**DATA ENTRIES:**
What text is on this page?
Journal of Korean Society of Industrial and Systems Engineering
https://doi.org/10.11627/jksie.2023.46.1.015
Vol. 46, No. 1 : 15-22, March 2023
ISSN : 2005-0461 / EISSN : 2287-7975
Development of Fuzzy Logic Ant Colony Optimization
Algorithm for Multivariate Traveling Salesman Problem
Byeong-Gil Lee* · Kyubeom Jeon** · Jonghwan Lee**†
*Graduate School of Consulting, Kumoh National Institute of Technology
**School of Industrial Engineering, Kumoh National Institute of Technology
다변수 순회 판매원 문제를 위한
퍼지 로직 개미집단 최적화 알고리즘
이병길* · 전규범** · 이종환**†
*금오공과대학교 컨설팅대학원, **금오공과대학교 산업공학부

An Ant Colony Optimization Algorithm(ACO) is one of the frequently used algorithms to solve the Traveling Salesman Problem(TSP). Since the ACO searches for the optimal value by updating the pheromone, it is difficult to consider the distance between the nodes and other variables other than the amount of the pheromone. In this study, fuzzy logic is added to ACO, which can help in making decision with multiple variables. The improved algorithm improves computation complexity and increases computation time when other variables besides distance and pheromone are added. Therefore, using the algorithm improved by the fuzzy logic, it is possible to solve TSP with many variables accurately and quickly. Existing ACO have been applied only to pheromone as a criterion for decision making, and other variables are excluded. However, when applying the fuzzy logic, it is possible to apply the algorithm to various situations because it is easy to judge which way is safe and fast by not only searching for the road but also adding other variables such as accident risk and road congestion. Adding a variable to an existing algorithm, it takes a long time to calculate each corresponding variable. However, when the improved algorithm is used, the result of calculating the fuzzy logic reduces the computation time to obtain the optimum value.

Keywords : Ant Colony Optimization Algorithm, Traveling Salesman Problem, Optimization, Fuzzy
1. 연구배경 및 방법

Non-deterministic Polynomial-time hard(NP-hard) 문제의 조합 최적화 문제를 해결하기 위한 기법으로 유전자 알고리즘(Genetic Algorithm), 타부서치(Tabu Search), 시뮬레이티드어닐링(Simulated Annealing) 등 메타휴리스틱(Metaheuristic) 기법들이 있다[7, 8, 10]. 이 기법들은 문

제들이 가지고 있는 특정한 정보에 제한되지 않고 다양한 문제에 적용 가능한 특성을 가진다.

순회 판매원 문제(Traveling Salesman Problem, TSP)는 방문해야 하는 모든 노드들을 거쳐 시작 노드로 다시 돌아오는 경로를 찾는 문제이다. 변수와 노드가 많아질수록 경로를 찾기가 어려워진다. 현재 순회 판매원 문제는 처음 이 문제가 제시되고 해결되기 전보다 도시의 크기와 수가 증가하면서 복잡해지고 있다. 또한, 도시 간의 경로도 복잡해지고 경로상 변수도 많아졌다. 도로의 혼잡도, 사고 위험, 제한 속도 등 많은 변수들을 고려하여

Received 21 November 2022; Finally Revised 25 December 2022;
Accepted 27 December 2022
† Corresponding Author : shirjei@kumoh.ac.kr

**TASK DETAILS:**
In the listing above, count each line that holds the string "Technology". Give the number only.

**WRITTEN SOLUTION:**
2